= EXERCISE REQUIREMENTS =
Reproduce the data below line for line without any changes, and leave out the picture placeholders.

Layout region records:
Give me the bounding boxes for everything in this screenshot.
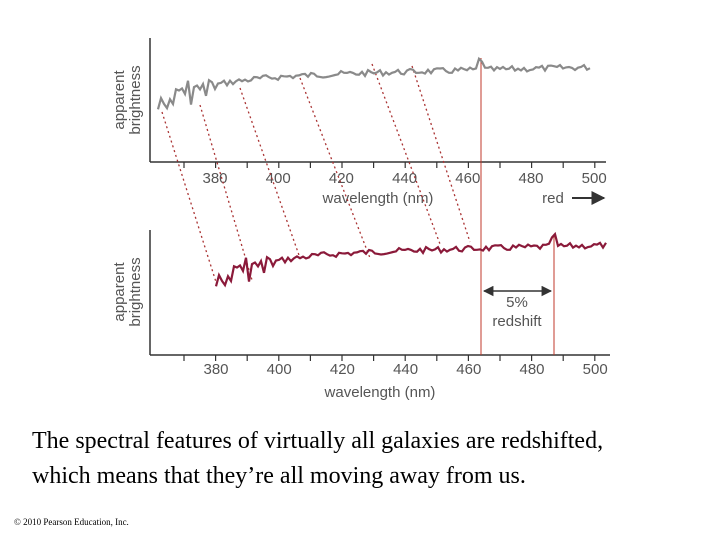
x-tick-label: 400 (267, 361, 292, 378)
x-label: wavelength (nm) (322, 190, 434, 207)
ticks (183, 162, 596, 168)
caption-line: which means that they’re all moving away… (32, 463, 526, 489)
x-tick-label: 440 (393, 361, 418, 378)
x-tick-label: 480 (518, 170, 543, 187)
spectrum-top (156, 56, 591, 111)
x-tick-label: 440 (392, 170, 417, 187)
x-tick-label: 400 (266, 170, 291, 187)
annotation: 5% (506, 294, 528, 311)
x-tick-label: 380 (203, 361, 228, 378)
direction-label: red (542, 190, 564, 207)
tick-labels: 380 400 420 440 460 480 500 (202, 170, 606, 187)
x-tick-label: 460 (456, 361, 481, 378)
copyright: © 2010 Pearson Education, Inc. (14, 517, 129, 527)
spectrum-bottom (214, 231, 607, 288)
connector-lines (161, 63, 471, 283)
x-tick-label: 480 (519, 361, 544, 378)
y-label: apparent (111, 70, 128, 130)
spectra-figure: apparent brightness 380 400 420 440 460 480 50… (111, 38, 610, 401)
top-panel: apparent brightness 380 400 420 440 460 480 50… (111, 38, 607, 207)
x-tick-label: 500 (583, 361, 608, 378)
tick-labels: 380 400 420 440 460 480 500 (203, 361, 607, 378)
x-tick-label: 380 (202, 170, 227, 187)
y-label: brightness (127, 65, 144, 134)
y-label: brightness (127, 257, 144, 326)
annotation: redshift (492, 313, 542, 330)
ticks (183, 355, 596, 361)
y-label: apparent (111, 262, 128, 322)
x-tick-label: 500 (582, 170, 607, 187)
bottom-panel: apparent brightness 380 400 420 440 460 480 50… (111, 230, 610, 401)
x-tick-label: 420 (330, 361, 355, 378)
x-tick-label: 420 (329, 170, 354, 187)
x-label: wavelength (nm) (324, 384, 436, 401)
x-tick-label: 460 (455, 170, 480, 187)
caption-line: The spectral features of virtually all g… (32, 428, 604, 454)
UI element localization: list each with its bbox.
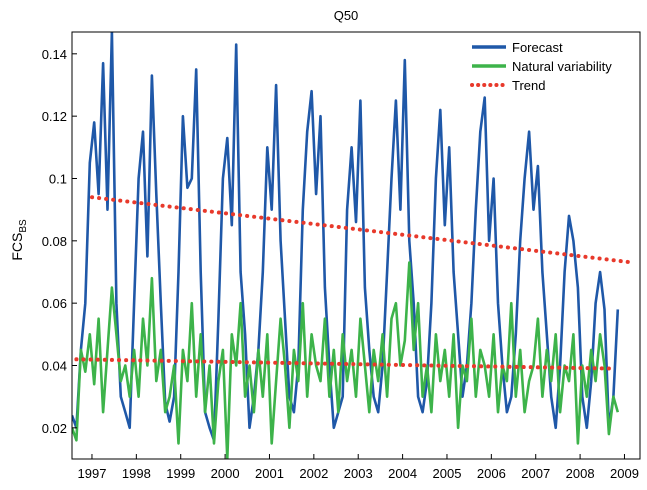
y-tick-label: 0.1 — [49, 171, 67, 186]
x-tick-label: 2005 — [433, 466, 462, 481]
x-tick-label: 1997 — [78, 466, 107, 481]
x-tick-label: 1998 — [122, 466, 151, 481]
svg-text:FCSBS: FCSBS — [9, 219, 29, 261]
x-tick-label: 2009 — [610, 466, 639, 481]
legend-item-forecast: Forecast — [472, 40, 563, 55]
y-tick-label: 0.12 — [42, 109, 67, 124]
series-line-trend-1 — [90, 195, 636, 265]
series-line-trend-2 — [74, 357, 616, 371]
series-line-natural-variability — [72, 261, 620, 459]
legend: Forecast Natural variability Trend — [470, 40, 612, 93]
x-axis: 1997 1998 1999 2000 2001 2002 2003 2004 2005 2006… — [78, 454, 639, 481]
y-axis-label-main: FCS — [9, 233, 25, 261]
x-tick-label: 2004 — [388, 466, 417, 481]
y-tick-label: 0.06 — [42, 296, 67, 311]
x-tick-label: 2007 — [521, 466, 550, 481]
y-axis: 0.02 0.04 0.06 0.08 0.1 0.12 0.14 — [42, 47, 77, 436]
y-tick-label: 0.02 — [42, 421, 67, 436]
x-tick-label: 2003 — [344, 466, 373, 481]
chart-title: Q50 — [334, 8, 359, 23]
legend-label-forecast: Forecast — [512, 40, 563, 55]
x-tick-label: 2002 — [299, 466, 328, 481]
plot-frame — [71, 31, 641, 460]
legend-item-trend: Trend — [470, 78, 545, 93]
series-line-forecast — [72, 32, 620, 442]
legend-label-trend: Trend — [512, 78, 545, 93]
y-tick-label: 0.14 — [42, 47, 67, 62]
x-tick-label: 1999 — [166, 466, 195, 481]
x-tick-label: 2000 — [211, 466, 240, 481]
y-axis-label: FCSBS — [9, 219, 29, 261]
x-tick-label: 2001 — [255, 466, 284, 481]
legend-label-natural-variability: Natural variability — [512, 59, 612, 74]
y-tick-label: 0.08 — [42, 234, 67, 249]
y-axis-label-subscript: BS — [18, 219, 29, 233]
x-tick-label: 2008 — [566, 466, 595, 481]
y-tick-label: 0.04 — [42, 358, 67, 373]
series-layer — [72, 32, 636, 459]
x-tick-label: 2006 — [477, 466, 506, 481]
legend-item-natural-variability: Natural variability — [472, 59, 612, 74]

= SOLUTION TO THE PROBLEM =
Give me the bounding boxes for everything in this screenshot.
x-tick-label: 400 (267, 361, 292, 378)
x-label: wavelength (nm) (322, 190, 434, 207)
ticks (183, 162, 596, 168)
caption-line: which means that they’re all moving away… (32, 463, 526, 489)
x-tick-label: 440 (393, 361, 418, 378)
x-tick-label: 480 (518, 170, 543, 187)
spectrum-top (156, 56, 591, 111)
x-tick-label: 440 (392, 170, 417, 187)
x-tick-label: 400 (266, 170, 291, 187)
annotation: 5% (506, 294, 528, 311)
x-tick-label: 380 (203, 361, 228, 378)
direction-label: red (542, 190, 564, 207)
tick-labels: 380 400 420 440 460 480 500 (202, 170, 606, 187)
x-tick-label: 460 (456, 361, 481, 378)
copyright: © 2010 Pearson Education, Inc. (14, 517, 129, 527)
spectrum-bottom (214, 231, 607, 288)
connector-lines (161, 63, 471, 283)
x-tick-label: 480 (519, 361, 544, 378)
y-label: apparent (111, 70, 128, 130)
spectra-figure: apparent brightness 380 400 420 440 460 480 50… (111, 38, 610, 401)
top-panel: apparent brightness 380 400 420 440 460 480 50… (111, 38, 607, 207)
x-tick-label: 500 (583, 361, 608, 378)
tick-labels: 380 400 420 440 460 480 500 (203, 361, 607, 378)
x-tick-label: 380 (202, 170, 227, 187)
y-label: brightness (127, 65, 144, 134)
y-label: brightness (127, 257, 144, 326)
annotation: redshift (492, 313, 542, 330)
ticks (183, 355, 596, 361)
y-label: apparent (111, 262, 128, 322)
x-tick-label: 500 (582, 170, 607, 187)
bottom-panel: apparent brightness 380 400 420 440 460 480 50… (111, 230, 610, 401)
x-tick-label: 420 (330, 361, 355, 378)
x-tick-label: 420 (329, 170, 354, 187)
x-label: wavelength (nm) (324, 384, 436, 401)
x-tick-label: 460 (455, 170, 480, 187)
caption-line: The spectral features of virtually all g… (32, 428, 604, 454)
UI element localization: list each with its bbox.
y-tick-label: 0.1 — [49, 171, 67, 186]
x-tick-label: 2005 — [433, 466, 462, 481]
x-tick-label: 1997 — [78, 466, 107, 481]
x-tick-label: 1998 — [122, 466, 151, 481]
svg-text:FCSBS: FCSBS — [9, 219, 29, 261]
x-tick-label: 2009 — [610, 466, 639, 481]
legend-item-forecast: Forecast — [472, 40, 563, 55]
y-tick-label: 0.12 — [42, 109, 67, 124]
series-line-trend-1 — [90, 195, 636, 265]
series-line-trend-2 — [74, 357, 616, 371]
series-line-natural-variability — [72, 261, 620, 459]
legend: Forecast Natural variability Trend — [470, 40, 612, 93]
x-axis: 1997 1998 1999 2000 2001 2002 2003 2004 2005 2006… — [78, 454, 639, 481]
y-axis-label-main: FCS — [9, 233, 25, 261]
x-tick-label: 2004 — [388, 466, 417, 481]
y-tick-label: 0.06 — [42, 296, 67, 311]
x-tick-label: 2007 — [521, 466, 550, 481]
y-axis: 0.02 0.04 0.06 0.08 0.1 0.12 0.14 — [42, 47, 77, 436]
y-tick-label: 0.02 — [42, 421, 67, 436]
x-tick-label: 2003 — [344, 466, 373, 481]
chart-title: Q50 — [334, 8, 359, 23]
legend-label-forecast: Forecast — [512, 40, 563, 55]
x-tick-label: 2002 — [299, 466, 328, 481]
plot-frame — [71, 31, 641, 460]
legend-item-trend: Trend — [470, 78, 545, 93]
series-line-forecast — [72, 32, 620, 442]
legend-label-trend: Trend — [512, 78, 545, 93]
y-tick-label: 0.14 — [42, 47, 67, 62]
x-tick-label: 1999 — [166, 466, 195, 481]
x-tick-label: 2000 — [211, 466, 240, 481]
y-axis-label: FCSBS — [9, 219, 29, 261]
x-tick-label: 2001 — [255, 466, 284, 481]
legend-label-natural-variability: Natural variability — [512, 59, 612, 74]
y-tick-label: 0.08 — [42, 234, 67, 249]
y-axis-label-subscript: BS — [18, 219, 29, 233]
x-tick-label: 2008 — [566, 466, 595, 481]
y-tick-label: 0.04 — [42, 358, 67, 373]
series-layer — [72, 32, 636, 459]
x-tick-label: 2006 — [477, 466, 506, 481]
legend-item-natural-variability: Natural variability — [472, 59, 612, 74]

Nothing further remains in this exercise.